## Data for this exercise
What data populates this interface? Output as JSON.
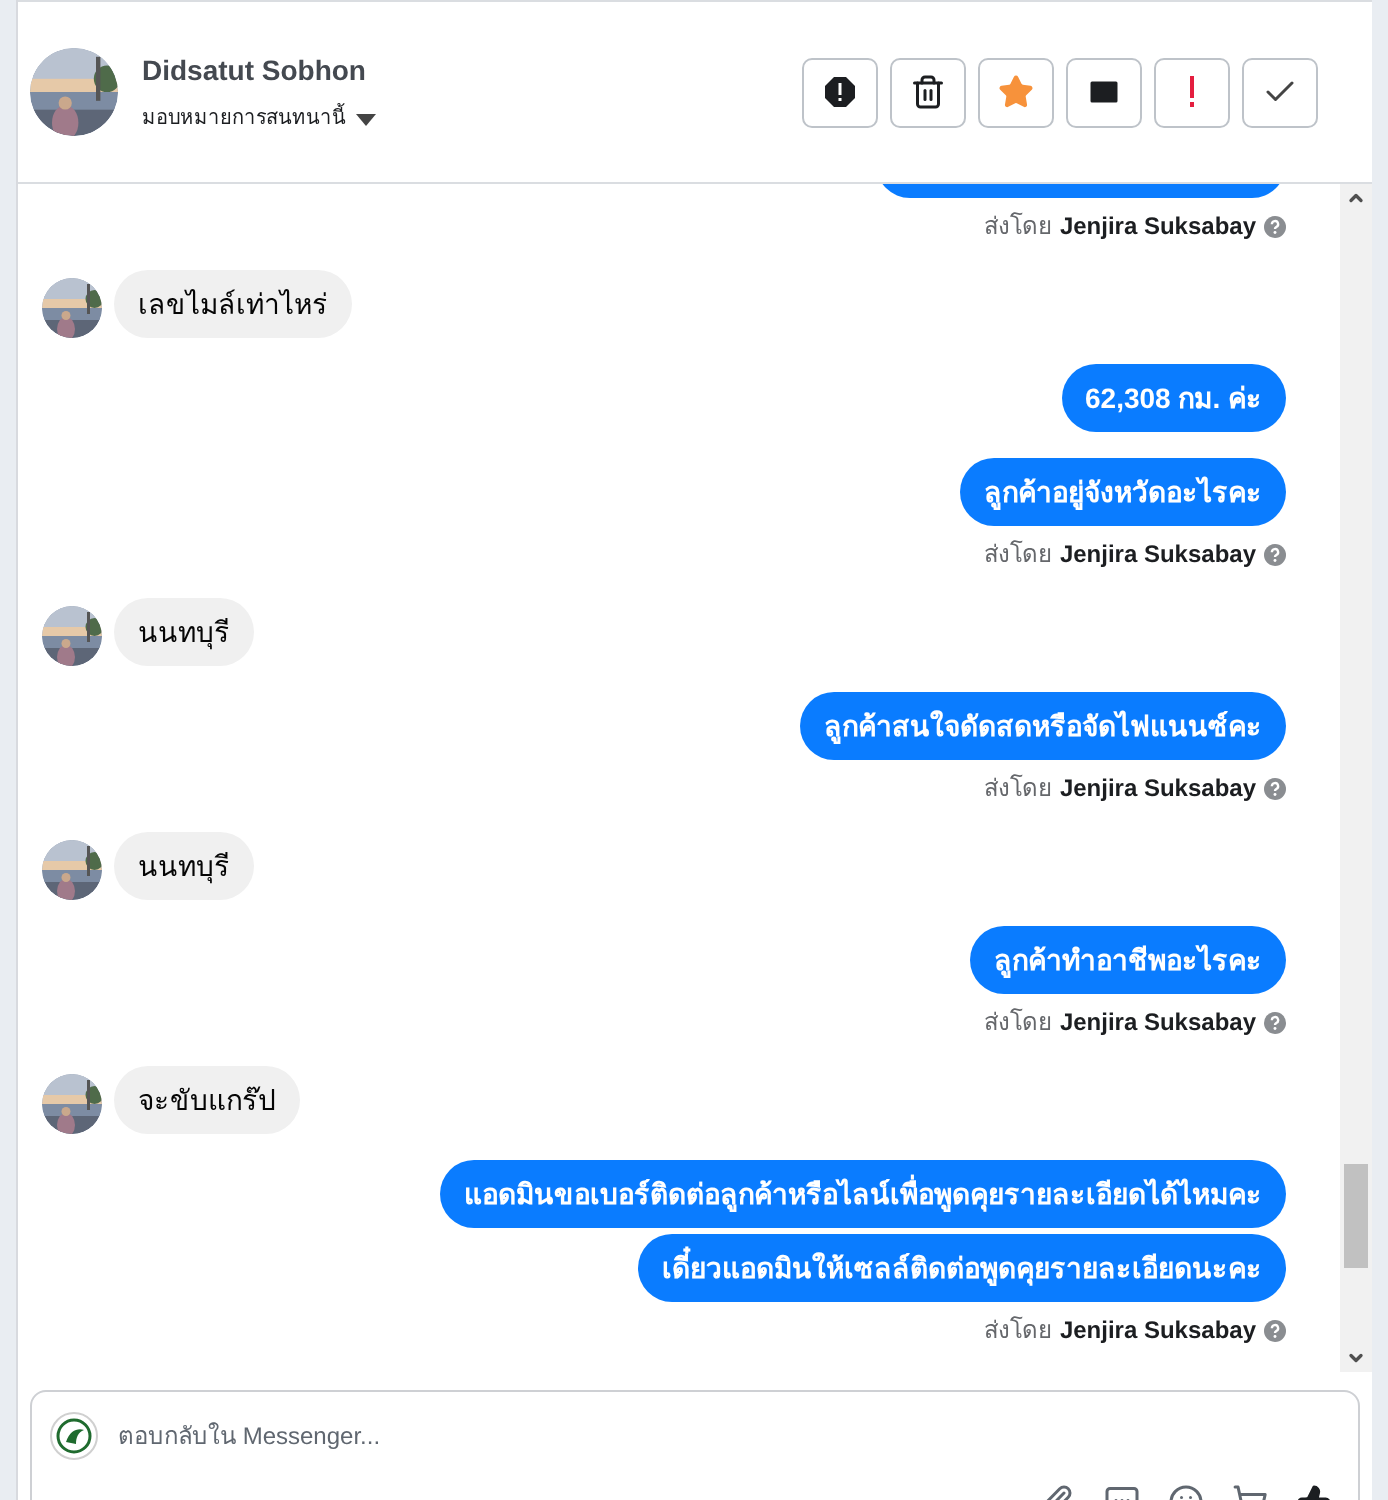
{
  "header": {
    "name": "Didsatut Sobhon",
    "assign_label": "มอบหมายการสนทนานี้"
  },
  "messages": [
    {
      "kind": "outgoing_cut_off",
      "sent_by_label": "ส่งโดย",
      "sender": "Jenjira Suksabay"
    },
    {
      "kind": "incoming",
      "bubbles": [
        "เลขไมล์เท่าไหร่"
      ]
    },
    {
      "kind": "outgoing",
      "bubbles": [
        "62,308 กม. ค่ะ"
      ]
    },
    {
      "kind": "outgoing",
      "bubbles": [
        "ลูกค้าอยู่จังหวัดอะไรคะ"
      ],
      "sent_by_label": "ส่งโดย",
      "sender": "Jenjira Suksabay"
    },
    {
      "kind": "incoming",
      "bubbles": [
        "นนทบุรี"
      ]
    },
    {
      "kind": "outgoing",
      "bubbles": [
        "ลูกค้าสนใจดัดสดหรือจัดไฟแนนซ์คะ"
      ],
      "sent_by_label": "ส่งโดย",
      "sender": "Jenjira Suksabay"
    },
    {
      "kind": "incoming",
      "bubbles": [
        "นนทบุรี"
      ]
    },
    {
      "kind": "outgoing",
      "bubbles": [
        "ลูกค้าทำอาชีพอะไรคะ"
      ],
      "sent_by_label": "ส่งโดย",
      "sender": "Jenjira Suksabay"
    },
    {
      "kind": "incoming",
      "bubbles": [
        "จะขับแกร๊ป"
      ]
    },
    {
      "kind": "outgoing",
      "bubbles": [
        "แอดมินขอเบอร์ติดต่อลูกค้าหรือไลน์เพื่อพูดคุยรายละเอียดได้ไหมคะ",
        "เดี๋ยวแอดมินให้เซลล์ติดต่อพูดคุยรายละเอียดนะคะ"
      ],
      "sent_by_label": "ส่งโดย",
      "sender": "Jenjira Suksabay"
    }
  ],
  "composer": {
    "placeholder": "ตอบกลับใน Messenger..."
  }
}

## What you have to do
Omit every image. Quote each record exactly.

## Final result
What data populates this interface? Output as JSON.
{
  "header": {
    "name": "Didsatut Sobhon",
    "assign_label": "มอบหมายการสนทนานี้"
  },
  "messages": [
    {
      "kind": "outgoing_cut_off",
      "sent_by_label": "ส่งโดย",
      "sender": "Jenjira Suksabay"
    },
    {
      "kind": "incoming",
      "bubbles": [
        "เลขไมล์เท่าไหร่"
      ]
    },
    {
      "kind": "outgoing",
      "bubbles": [
        "62,308 กม. ค่ะ"
      ]
    },
    {
      "kind": "outgoing",
      "bubbles": [
        "ลูกค้าอยู่จังหวัดอะไรคะ"
      ],
      "sent_by_label": "ส่งโดย",
      "sender": "Jenjira Suksabay"
    },
    {
      "kind": "incoming",
      "bubbles": [
        "นนทบุรี"
      ]
    },
    {
      "kind": "outgoing",
      "bubbles": [
        "ลูกค้าสนใจดัดสดหรือจัดไฟแนนซ์คะ"
      ],
      "sent_by_label": "ส่งโดย",
      "sender": "Jenjira Suksabay"
    },
    {
      "kind": "incoming",
      "bubbles": [
        "นนทบุรี"
      ]
    },
    {
      "kind": "outgoing",
      "bubbles": [
        "ลูกค้าทำอาชีพอะไรคะ"
      ],
      "sent_by_label": "ส่งโดย",
      "sender": "Jenjira Suksabay"
    },
    {
      "kind": "incoming",
      "bubbles": [
        "จะขับแกร๊ป"
      ]
    },
    {
      "kind": "outgoing",
      "bubbles": [
        "แอดมินขอเบอร์ติดต่อลูกค้าหรือไลน์เพื่อพูดคุยรายละเอียดได้ไหมคะ",
        "เดี๋ยวแอดมินให้เซลล์ติดต่อพูดคุยรายละเอียดนะคะ"
      ],
      "sent_by_label": "ส่งโดย",
      "sender": "Jenjira Suksabay"
    }
  ],
  "composer": {
    "placeholder": "ตอบกลับใน Messenger..."
  }
}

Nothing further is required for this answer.